### Supplied data ###
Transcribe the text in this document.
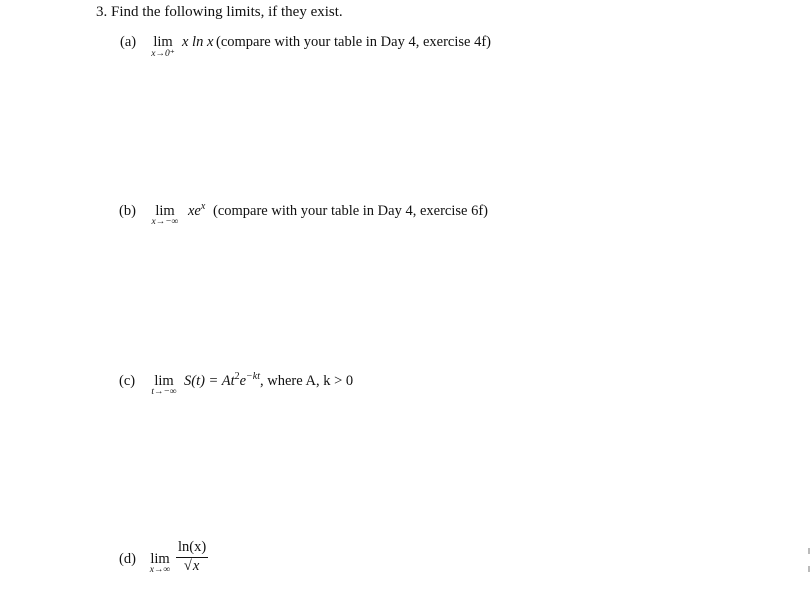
3. Find the following limits, if they exist.
(a)	lim
x→0⁺
x ln x (compare with your table in Day 4, exercise 4f)
(b)	lim
x→−∞
$xe^x$ (compare with your table in Day 4, exercise 6f)
(c)	lim
t→−∞
$S(t) = At^2e^{-kt}$, where A, k > 0
(d) lim
x→∞
ln(x)
√x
###
## Stated goal
Reproduce each line of the records exactly, and omit every picture.

## Result for this task
Transcribe the text in this document.
3. Find the following limits, if they exist.
(a)	lim
x→0⁺
x ln x (compare with your table in Day 4, exercise 4f)
(b)	lim
x→−∞
$xe^x$ (compare with your table in Day 4, exercise 6f)
(c)	lim
t→−∞
$S(t) = At^2e^{-kt}$, where A, k > 0
(d) lim
x→∞
ln(x)
√x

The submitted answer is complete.